WORK TO COMPLETE - Select and copy out every line in the records containing "Services".

* start DATA TO PROCESS *

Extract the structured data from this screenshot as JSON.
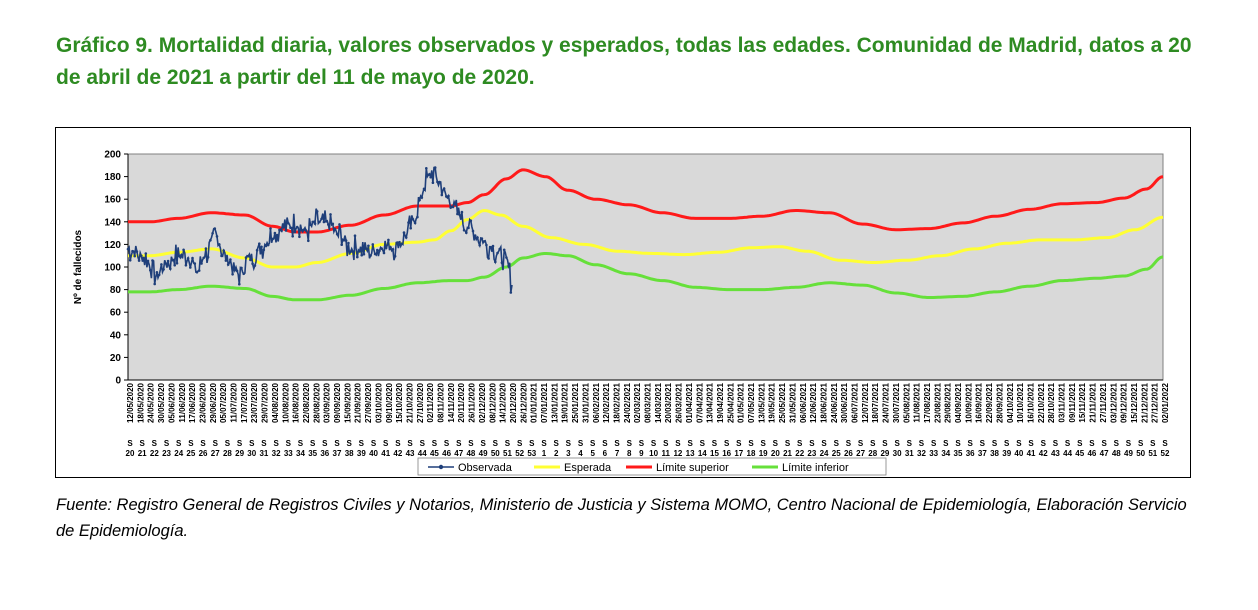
{
  "title": "Gráfico 9. Mortalidad diaria, valores observados y esperados, todas las edades. Comunidad de Madrid, datos a 20 de abril de 2021 a partir del 11 de mayo de 2020.",
  "source": "Fuente: Registro General de Registros Civiles y Notarios, Ministerio de Justicia y Sistema MOMO, Centro Nacional de Epidemiología, Elaboración Servicio de Epidemiología.",
  "colors": {
    "observada": "#1f3f7a",
    "esperada": "#ffff33",
    "limite_superior": "#ff1a1a",
    "limite_inferior": "#66e03a",
    "plot_bg": "#d9d9d9"
  },
  "chart_data": {
    "type": "line",
    "title": "",
    "ylabel": "Nº de fallecidos",
    "xlabel": "",
    "ylim": [
      0,
      200
    ],
    "yticks": [
      0,
      20,
      40,
      60,
      80,
      100,
      120,
      140,
      160,
      180,
      200
    ],
    "x_start": "11/05/2020",
    "total_days": 600,
    "observed_days": 345,
    "date_labels": [
      "12/05/2020",
      "18/05/2020",
      "24/05/2020",
      "30/05/2020",
      "05/06/2020",
      "11/06/2020",
      "17/06/2020",
      "23/06/2020",
      "29/06/2020",
      "05/07/2020",
      "11/07/2020",
      "17/07/2020",
      "23/07/2020",
      "29/07/2020",
      "04/08/2020",
      "10/08/2020",
      "16/08/2020",
      "22/08/2020",
      "28/08/2020",
      "03/09/2020",
      "09/09/2020",
      "15/09/2020",
      "21/09/2020",
      "27/09/2020",
      "03/10/2020",
      "09/10/2020",
      "15/10/2020",
      "21/10/2020",
      "27/10/2020",
      "02/11/2020",
      "08/11/2020",
      "14/11/2020",
      "20/11/2020",
      "26/11/2020",
      "02/12/2020",
      "08/12/2020",
      "14/12/2020",
      "20/12/2020",
      "26/12/2020",
      "01/01/2021",
      "07/01/2021",
      "13/01/2021",
      "19/01/2021",
      "25/01/2021",
      "31/01/2021",
      "06/02/2021",
      "12/02/2021",
      "18/02/2021",
      "24/02/2021",
      "02/03/2021",
      "08/03/2021",
      "14/03/2021",
      "20/03/2021",
      "26/03/2021",
      "01/04/2021",
      "07/04/2021",
      "13/04/2021",
      "19/04/2021",
      "25/04/2021",
      "01/05/2021",
      "07/05/2021",
      "13/05/2021",
      "19/05/2021",
      "25/05/2021",
      "31/05/2021",
      "06/06/2021",
      "12/06/2021",
      "18/06/2021",
      "24/06/2021",
      "30/06/2021",
      "06/07/2021",
      "12/07/2021",
      "18/07/2021",
      "24/07/2021",
      "30/07/2021",
      "05/08/2021",
      "11/08/2021",
      "17/08/2021",
      "23/08/2021",
      "29/08/2021",
      "04/09/2021",
      "10/09/2021",
      "16/09/2021",
      "22/09/2021",
      "28/09/2021",
      "04/10/2021",
      "10/10/2021",
      "16/10/2021",
      "22/10/2021",
      "28/10/2021",
      "03/11/2021",
      "09/11/2021",
      "15/11/2021",
      "21/11/2021",
      "27/11/2021",
      "03/12/2021",
      "09/12/2021",
      "15/12/2021",
      "21/12/2021",
      "27/12/2021",
      "02/01/2022"
    ],
    "week_prefix": "S",
    "week_labels": [
      "20",
      "21",
      "22",
      "23",
      "24",
      "25",
      "26",
      "27",
      "28",
      "29",
      "30",
      "31",
      "32",
      "33",
      "34",
      "35",
      "36",
      "37",
      "38",
      "39",
      "40",
      "41",
      "42",
      "43",
      "44",
      "45",
      "46",
      "47",
      "48",
      "49",
      "50",
      "51",
      "52",
      "53",
      "1",
      "2",
      "3",
      "4",
      "5",
      "6",
      "7",
      "8",
      "9",
      "10",
      "11",
      "12",
      "13",
      "14",
      "15",
      "16",
      "17",
      "18",
      "19",
      "20",
      "21",
      "22",
      "23",
      "24",
      "25",
      "26",
      "27",
      "28",
      "29",
      "30",
      "31",
      "32",
      "33",
      "34",
      "35",
      "36",
      "37",
      "38",
      "39",
      "40",
      "41",
      "42",
      "43",
      "44",
      "45",
      "46",
      "47",
      "48",
      "49",
      "50",
      "51",
      "52"
    ],
    "series": [
      {
        "name": "Observada",
        "key": "observada",
        "base": [
          [
            0,
            116
          ],
          [
            15,
            108
          ],
          [
            25,
            92
          ],
          [
            35,
            104
          ],
          [
            45,
            110
          ],
          [
            55,
            108
          ],
          [
            62,
            96
          ],
          [
            70,
            112
          ],
          [
            78,
            128
          ],
          [
            88,
            108
          ],
          [
            100,
            94
          ],
          [
            110,
            108
          ],
          [
            120,
            118
          ],
          [
            130,
            128
          ],
          [
            140,
            136
          ],
          [
            150,
            138
          ],
          [
            160,
            132
          ],
          [
            170,
            140
          ],
          [
            180,
            138
          ],
          [
            190,
            128
          ],
          [
            200,
            116
          ],
          [
            210,
            116
          ],
          [
            220,
            114
          ],
          [
            230,
            118
          ],
          [
            240,
            118
          ],
          [
            250,
            128
          ],
          [
            256,
            140
          ],
          [
            262,
            158
          ],
          [
            268,
            178
          ],
          [
            274,
            184
          ],
          [
            280,
            174
          ],
          [
            288,
            160
          ],
          [
            296,
            148
          ],
          [
            305,
            136
          ],
          [
            315,
            126
          ],
          [
            325,
            118
          ],
          [
            335,
            112
          ],
          [
            340,
            106
          ],
          [
            345,
            88
          ]
        ],
        "amplitude": 8
      },
      {
        "name": "Esperada",
        "key": "esperada",
        "points": [
          [
            0,
            110
          ],
          [
            20,
            110
          ],
          [
            45,
            113
          ],
          [
            75,
            116
          ],
          [
            105,
            108
          ],
          [
            130,
            100
          ],
          [
            150,
            100
          ],
          [
            170,
            104
          ],
          [
            200,
            112
          ],
          [
            230,
            120
          ],
          [
            260,
            122
          ],
          [
            275,
            124
          ],
          [
            290,
            132
          ],
          [
            305,
            142
          ],
          [
            320,
            150
          ],
          [
            335,
            146
          ],
          [
            355,
            136
          ],
          [
            380,
            126
          ],
          [
            410,
            120
          ],
          [
            440,
            114
          ],
          [
            470,
            112
          ],
          [
            500,
            111
          ],
          [
            530,
            113
          ],
          [
            560,
            117
          ],
          [
            585,
            118
          ],
          [
            610,
            114
          ],
          [
            640,
            106
          ],
          [
            670,
            104
          ],
          [
            700,
            106
          ],
          [
            730,
            110
          ],
          [
            760,
            116
          ],
          [
            790,
            121
          ],
          [
            820,
            124
          ],
          [
            850,
            124
          ],
          [
            880,
            126
          ],
          [
            905,
            133
          ],
          [
            930,
            144
          ]
        ]
      },
      {
        "name": "Límite superior",
        "key": "limite_superior",
        "points": [
          [
            0,
            140
          ],
          [
            20,
            140
          ],
          [
            45,
            143
          ],
          [
            75,
            148
          ],
          [
            105,
            146
          ],
          [
            130,
            136
          ],
          [
            150,
            131
          ],
          [
            170,
            131
          ],
          [
            200,
            137
          ],
          [
            230,
            146
          ],
          [
            260,
            154
          ],
          [
            290,
            154
          ],
          [
            305,
            157
          ],
          [
            320,
            164
          ],
          [
            340,
            178
          ],
          [
            355,
            186
          ],
          [
            375,
            180
          ],
          [
            395,
            168
          ],
          [
            420,
            160
          ],
          [
            450,
            155
          ],
          [
            480,
            148
          ],
          [
            510,
            143
          ],
          [
            540,
            143
          ],
          [
            570,
            145
          ],
          [
            600,
            150
          ],
          [
            630,
            148
          ],
          [
            660,
            138
          ],
          [
            690,
            133
          ],
          [
            720,
            134
          ],
          [
            750,
            139
          ],
          [
            780,
            145
          ],
          [
            810,
            151
          ],
          [
            840,
            156
          ],
          [
            870,
            157
          ],
          [
            895,
            161
          ],
          [
            915,
            169
          ],
          [
            930,
            180
          ]
        ]
      },
      {
        "name": "Límite inferior",
        "key": "limite_inferior",
        "points": [
          [
            0,
            78
          ],
          [
            20,
            78
          ],
          [
            45,
            80
          ],
          [
            75,
            83
          ],
          [
            105,
            81
          ],
          [
            130,
            74
          ],
          [
            150,
            71
          ],
          [
            170,
            71
          ],
          [
            200,
            75
          ],
          [
            230,
            81
          ],
          [
            260,
            86
          ],
          [
            290,
            88
          ],
          [
            305,
            88
          ],
          [
            320,
            91
          ],
          [
            340,
            100
          ],
          [
            355,
            108
          ],
          [
            375,
            112
          ],
          [
            395,
            110
          ],
          [
            420,
            102
          ],
          [
            450,
            94
          ],
          [
            480,
            88
          ],
          [
            510,
            82
          ],
          [
            540,
            80
          ],
          [
            570,
            80
          ],
          [
            600,
            82
          ],
          [
            630,
            86
          ],
          [
            660,
            84
          ],
          [
            690,
            77
          ],
          [
            720,
            73
          ],
          [
            750,
            74
          ],
          [
            780,
            78
          ],
          [
            810,
            83
          ],
          [
            840,
            88
          ],
          [
            870,
            90
          ],
          [
            895,
            92
          ],
          [
            915,
            98
          ],
          [
            930,
            109
          ]
        ]
      }
    ],
    "legend_position": "bottom"
  }
}
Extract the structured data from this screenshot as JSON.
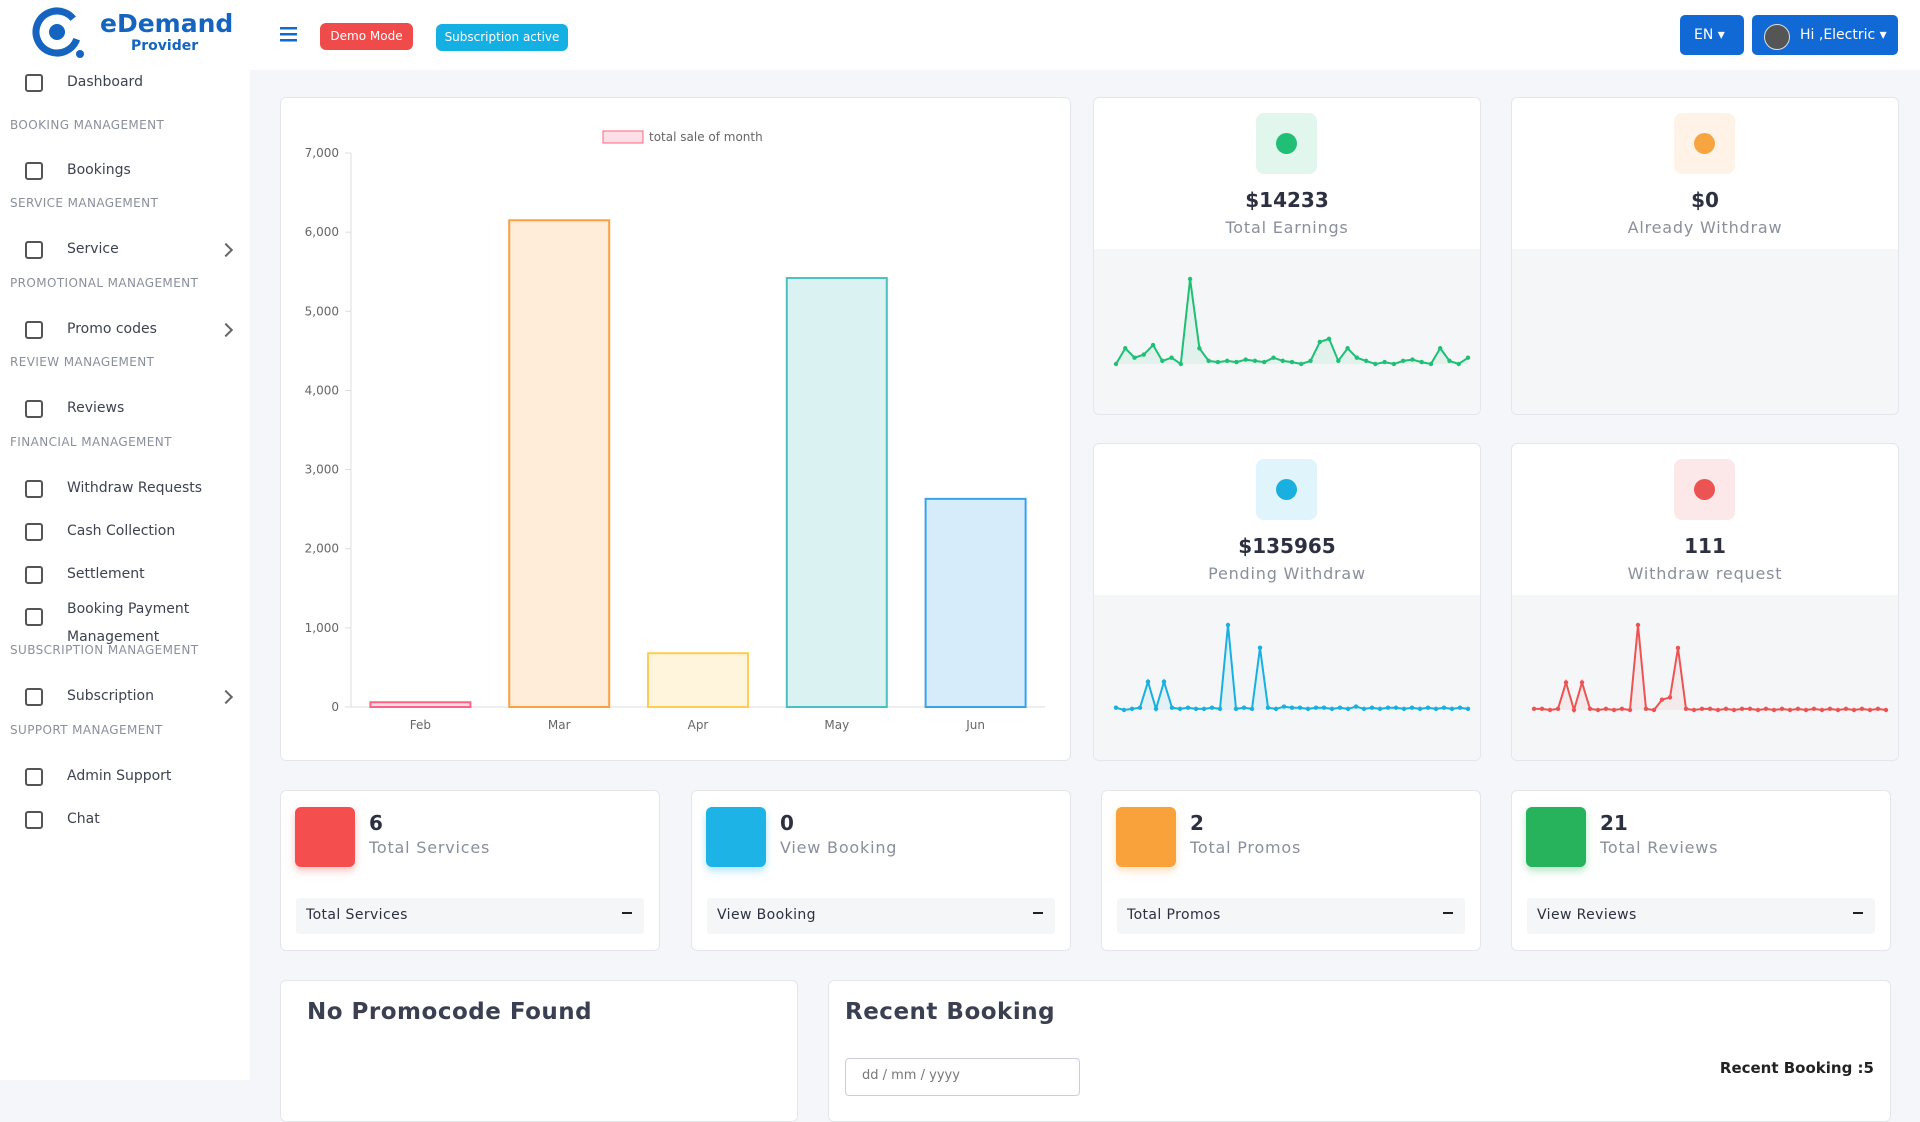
{
  "header": {
    "brand": "eDemand",
    "brand_sub": "Provider",
    "demo_badge": "Demo Mode",
    "subscription_badge": "Subscription active",
    "language": "EN",
    "user": "Hi ,Electric"
  },
  "sidebar": {
    "dashboard": "Dashboard",
    "sections": [
      {
        "heading": "BOOKING MANAGEMENT",
        "items": [
          "Bookings"
        ]
      },
      {
        "heading": "SERVICE MANAGEMENT",
        "items": [
          "Service"
        ]
      },
      {
        "heading": "PROMOTIONAL MANAGEMENT",
        "items": [
          "Promo codes"
        ]
      },
      {
        "heading": "REVIEW MANAGEMENT",
        "items": [
          "Reviews"
        ]
      },
      {
        "heading": "FINANCIAL MANAGEMENT",
        "items": [
          "Withdraw Requests",
          "Cash Collection",
          "Settlement",
          "Booking Payment Management"
        ]
      },
      {
        "heading": "SUBSCRIPTION MANAGEMENT",
        "items": [
          "Subscription"
        ]
      },
      {
        "heading": "SUPPORT MANAGEMENT",
        "items": [
          "Admin Support",
          "Chat"
        ]
      }
    ]
  },
  "sales_chart": {
    "type": "bar",
    "legend": "total sale of month",
    "categories": [
      "Feb",
      "Mar",
      "Apr",
      "May",
      "Jun"
    ],
    "values": [
      60,
      6150,
      680,
      5420,
      2630
    ],
    "colors": [
      "#ff6384",
      "#ff9f40",
      "#ffcd56",
      "#4bc0c0",
      "#36a2eb"
    ],
    "ylim": [
      0,
      7000
    ],
    "yticks": [
      0,
      {
        "value": 1000,
        "label": "1,000"
      },
      {
        "value": 2000,
        "label": "2,000"
      },
      {
        "value": 3000,
        "label": "3,000"
      },
      {
        "value": 4000,
        "label": "4,000"
      },
      {
        "value": 5000,
        "label": "5,000"
      },
      {
        "value": 6000,
        "label": "6,000"
      },
      {
        "value": 7000,
        "label": "7,000"
      }
    ],
    "grid": false
  },
  "stats": [
    {
      "value": "$14233",
      "label": "Total Earnings",
      "color": "#1fbf75",
      "sparkline": [
        5,
        30,
        15,
        20,
        35,
        10,
        15,
        5,
        140,
        30,
        10,
        8,
        10,
        8,
        12,
        10,
        8,
        15,
        10,
        8,
        5,
        10,
        40,
        45,
        10,
        30,
        15,
        10,
        5,
        8,
        5,
        10,
        12,
        8,
        5,
        30,
        10,
        5,
        15
      ]
    },
    {
      "value": "$0",
      "label": "Already Withdraw",
      "color": "#f7a541"
    },
    {
      "value": "$135965",
      "label": "Pending Withdraw",
      "color": "#19b0e0",
      "sparkline": [
        2,
        0,
        1,
        2,
        25,
        1,
        25,
        2,
        1,
        2,
        1,
        1,
        2,
        1,
        75,
        1,
        2,
        1,
        55,
        2,
        1,
        3,
        2,
        2,
        1,
        2,
        2,
        1,
        2,
        1,
        3,
        1,
        2,
        1,
        2,
        2,
        1,
        2,
        1,
        2,
        1,
        2,
        1,
        2,
        1
      ]
    },
    {
      "value": "111",
      "label": "Withdraw request",
      "color": "#ec5454",
      "sparkline": [
        2,
        2,
        1,
        2,
        25,
        1,
        25,
        2,
        1,
        2,
        1,
        2,
        1,
        75,
        2,
        1,
        10,
        12,
        55,
        2,
        1,
        2,
        2,
        1,
        2,
        1,
        2,
        2,
        1,
        2,
        1,
        2,
        1,
        2,
        1,
        2,
        1,
        2,
        1,
        2,
        1,
        2,
        1,
        2,
        1
      ]
    }
  ],
  "counters": [
    {
      "value": "6",
      "label": "Total Services",
      "link": "Total Services"
    },
    {
      "value": "0",
      "label": "View Booking",
      "link": "View Booking"
    },
    {
      "value": "2",
      "label": "Total Promos",
      "link": "Total Promos"
    },
    {
      "value": "21",
      "label": "Total Reviews",
      "link": "View Reviews"
    }
  ],
  "promo_card": {
    "title": "No Promocode Found"
  },
  "recent_booking": {
    "title": "Recent Booking",
    "date_placeholder": "dd / mm / yyyy",
    "count": "Recent Booking :5"
  }
}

* end DATA TO PROCESS *

RESULT -
      "label": "Total Services",
      "link": "Total Services"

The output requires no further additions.